Task to carry out
Pull every line containing "JSON" out of the material below.
※ ※ ※
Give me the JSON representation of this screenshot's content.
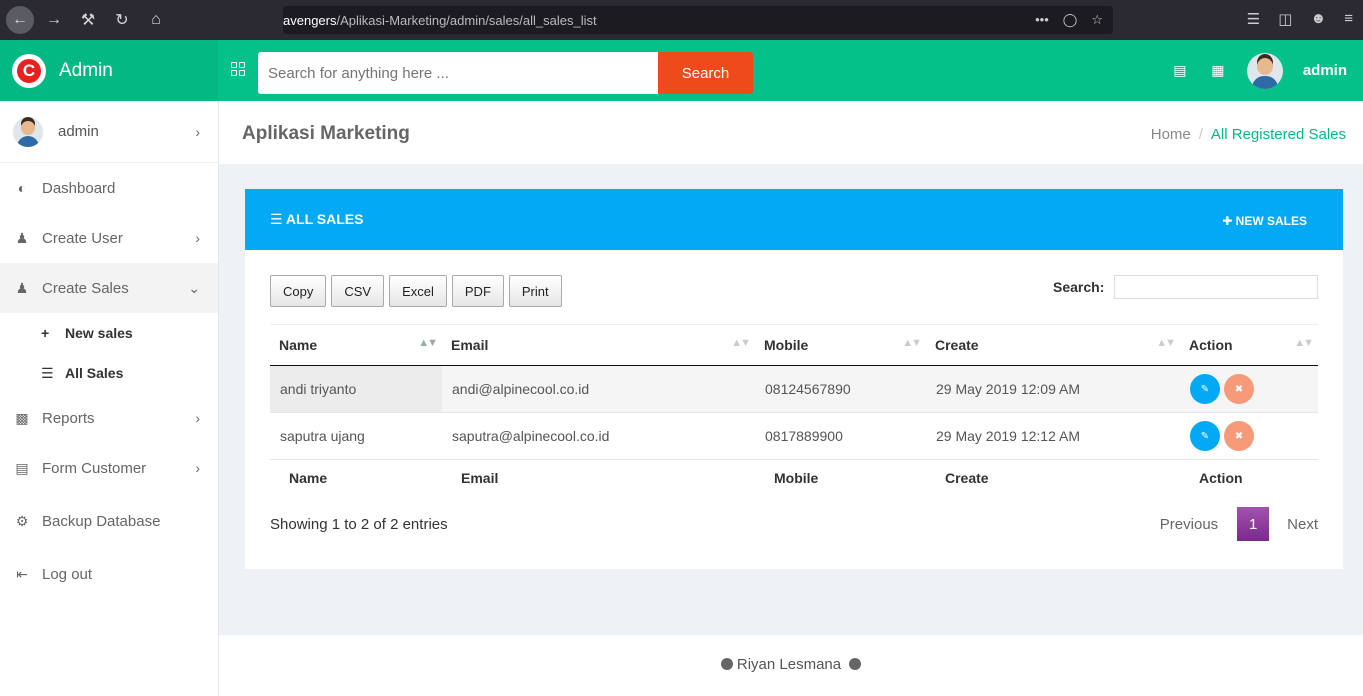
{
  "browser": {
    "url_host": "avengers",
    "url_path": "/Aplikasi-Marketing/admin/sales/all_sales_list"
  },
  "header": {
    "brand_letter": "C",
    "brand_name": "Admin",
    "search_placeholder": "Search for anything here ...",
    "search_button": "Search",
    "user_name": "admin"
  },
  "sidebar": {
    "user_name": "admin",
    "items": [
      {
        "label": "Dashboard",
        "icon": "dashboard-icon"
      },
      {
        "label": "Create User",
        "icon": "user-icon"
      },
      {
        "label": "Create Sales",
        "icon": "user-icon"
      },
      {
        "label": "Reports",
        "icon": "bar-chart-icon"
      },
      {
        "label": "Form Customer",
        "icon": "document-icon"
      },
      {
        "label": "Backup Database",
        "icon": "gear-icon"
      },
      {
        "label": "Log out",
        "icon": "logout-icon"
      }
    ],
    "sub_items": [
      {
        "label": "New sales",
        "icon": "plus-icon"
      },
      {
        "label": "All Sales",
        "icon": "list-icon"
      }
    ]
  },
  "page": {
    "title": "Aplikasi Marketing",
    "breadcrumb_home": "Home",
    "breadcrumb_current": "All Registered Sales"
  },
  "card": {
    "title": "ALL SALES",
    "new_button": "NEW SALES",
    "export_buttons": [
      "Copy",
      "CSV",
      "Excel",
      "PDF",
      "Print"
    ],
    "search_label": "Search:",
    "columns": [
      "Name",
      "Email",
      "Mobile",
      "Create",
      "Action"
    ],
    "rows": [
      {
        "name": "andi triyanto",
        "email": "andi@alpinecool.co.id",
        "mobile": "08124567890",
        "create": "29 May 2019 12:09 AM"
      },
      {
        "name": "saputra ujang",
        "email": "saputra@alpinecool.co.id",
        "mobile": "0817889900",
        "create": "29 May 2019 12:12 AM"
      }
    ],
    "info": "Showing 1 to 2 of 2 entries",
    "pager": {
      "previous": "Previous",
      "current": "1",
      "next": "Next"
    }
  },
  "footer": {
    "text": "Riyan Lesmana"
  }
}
※ ※ ※
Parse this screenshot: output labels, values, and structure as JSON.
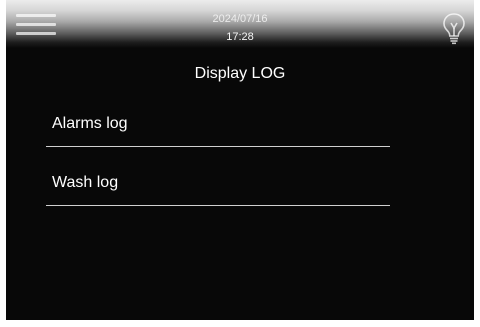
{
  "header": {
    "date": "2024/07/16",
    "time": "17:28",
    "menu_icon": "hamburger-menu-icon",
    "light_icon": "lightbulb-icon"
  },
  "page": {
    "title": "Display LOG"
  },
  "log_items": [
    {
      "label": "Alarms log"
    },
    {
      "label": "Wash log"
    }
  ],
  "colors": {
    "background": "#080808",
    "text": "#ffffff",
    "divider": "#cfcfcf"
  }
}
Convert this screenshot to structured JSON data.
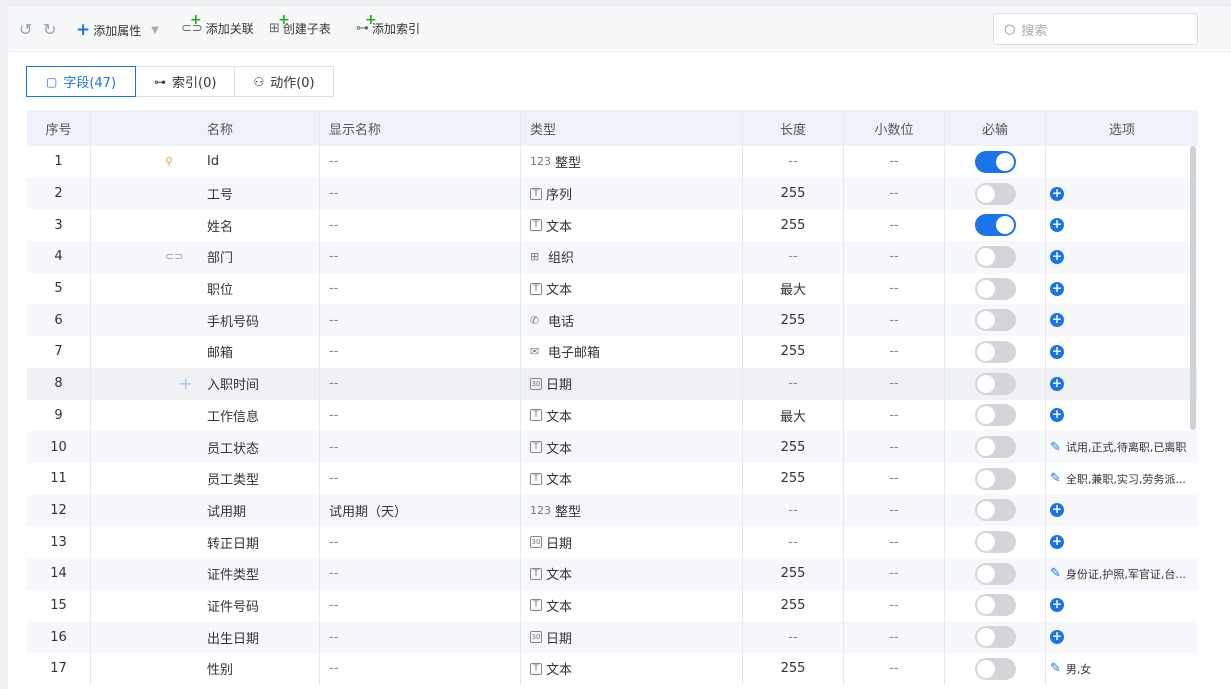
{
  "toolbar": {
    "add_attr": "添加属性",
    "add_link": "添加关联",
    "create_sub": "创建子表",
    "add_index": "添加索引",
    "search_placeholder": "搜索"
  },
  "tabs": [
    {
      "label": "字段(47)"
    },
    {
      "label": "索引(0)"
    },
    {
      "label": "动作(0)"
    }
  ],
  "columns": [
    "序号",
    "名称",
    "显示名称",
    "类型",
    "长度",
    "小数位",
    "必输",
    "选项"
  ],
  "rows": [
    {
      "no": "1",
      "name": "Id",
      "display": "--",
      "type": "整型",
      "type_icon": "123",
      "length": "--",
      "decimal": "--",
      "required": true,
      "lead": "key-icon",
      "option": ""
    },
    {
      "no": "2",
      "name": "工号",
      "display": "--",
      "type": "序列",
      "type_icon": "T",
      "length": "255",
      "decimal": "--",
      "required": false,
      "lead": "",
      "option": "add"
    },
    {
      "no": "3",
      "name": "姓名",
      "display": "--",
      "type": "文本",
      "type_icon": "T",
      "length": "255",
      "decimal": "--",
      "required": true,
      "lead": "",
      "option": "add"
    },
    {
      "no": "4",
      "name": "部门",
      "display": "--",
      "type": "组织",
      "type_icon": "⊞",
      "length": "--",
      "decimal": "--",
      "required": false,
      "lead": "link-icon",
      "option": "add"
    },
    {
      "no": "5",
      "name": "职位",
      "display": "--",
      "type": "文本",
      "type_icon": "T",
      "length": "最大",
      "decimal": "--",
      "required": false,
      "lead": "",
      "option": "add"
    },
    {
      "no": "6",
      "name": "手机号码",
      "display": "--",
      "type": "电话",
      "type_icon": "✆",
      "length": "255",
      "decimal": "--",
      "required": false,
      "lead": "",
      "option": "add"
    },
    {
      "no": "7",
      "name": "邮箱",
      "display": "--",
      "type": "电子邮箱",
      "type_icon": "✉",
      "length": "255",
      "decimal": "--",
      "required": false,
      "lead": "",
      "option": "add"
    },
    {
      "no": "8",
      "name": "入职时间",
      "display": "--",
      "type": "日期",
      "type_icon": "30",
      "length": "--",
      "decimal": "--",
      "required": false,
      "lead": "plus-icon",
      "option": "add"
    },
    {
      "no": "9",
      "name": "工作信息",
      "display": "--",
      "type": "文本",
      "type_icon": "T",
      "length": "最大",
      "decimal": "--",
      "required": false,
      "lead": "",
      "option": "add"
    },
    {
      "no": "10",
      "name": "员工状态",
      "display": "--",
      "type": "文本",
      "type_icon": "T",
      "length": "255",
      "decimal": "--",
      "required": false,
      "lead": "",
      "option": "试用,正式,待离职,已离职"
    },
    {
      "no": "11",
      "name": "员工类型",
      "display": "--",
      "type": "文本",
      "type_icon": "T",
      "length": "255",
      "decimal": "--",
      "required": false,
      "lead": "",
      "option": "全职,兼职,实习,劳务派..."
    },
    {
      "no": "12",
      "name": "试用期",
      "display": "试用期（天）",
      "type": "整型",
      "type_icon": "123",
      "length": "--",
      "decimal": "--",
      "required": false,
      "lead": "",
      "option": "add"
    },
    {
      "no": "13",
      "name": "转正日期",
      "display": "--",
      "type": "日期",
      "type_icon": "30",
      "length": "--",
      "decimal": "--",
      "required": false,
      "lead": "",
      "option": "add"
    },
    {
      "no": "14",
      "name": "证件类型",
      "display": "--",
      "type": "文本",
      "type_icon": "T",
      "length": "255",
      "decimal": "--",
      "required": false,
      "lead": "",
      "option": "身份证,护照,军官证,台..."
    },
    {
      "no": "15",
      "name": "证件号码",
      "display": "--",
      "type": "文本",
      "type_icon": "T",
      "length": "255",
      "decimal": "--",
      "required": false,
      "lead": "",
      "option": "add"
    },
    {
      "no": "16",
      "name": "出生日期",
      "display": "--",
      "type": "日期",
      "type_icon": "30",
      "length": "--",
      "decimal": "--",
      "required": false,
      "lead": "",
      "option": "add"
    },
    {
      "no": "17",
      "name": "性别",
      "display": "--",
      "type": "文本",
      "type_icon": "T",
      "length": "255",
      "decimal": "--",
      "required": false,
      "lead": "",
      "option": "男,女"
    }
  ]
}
※ ※ ※
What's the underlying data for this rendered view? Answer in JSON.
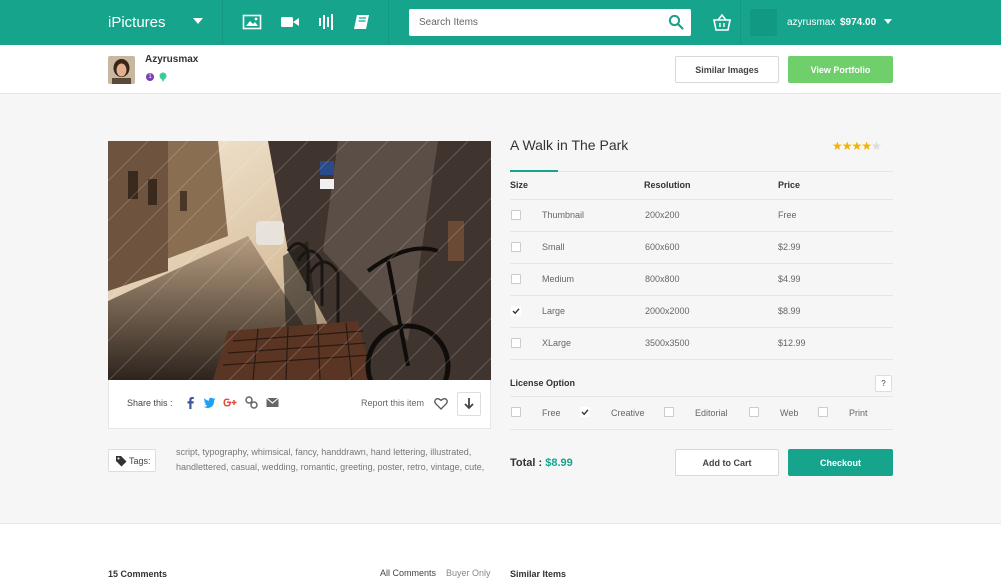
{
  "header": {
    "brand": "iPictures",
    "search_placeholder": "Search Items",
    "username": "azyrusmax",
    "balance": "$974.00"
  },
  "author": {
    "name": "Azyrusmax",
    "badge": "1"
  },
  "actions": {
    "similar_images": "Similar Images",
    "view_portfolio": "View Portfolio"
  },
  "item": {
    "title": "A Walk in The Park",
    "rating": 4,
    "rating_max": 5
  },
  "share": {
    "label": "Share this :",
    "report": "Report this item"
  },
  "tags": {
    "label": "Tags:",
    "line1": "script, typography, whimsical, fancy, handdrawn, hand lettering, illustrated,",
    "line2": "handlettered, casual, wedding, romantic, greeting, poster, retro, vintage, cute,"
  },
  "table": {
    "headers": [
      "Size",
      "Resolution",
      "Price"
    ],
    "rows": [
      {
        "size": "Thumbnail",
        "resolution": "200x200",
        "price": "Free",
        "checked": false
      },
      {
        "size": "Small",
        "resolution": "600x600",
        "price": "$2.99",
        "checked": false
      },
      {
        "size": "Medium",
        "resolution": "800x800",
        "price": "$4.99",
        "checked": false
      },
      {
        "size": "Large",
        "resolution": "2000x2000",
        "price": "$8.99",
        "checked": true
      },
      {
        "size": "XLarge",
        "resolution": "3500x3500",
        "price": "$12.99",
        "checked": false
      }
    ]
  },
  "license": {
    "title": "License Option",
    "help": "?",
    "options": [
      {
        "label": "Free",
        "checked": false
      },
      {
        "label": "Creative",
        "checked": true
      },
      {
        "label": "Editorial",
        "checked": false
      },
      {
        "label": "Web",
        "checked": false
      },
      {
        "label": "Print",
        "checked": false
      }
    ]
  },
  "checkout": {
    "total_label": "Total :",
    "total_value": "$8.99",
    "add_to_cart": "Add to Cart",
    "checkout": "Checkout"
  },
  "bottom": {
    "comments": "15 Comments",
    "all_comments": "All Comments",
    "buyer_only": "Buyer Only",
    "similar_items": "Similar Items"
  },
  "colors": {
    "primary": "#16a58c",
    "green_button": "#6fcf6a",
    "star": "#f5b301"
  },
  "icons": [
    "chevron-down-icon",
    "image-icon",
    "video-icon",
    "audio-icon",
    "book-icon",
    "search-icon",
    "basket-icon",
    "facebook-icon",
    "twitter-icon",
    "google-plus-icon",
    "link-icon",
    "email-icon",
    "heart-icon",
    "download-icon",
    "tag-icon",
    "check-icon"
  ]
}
※ ※ ※
Task response
Give me the JSON representation of this screenshot's content.
Parse this screenshot: output labels, values, and structure as JSON.
Convert this screenshot to structured JSON data.
What's the underlying data for this rendered view? Answer in JSON.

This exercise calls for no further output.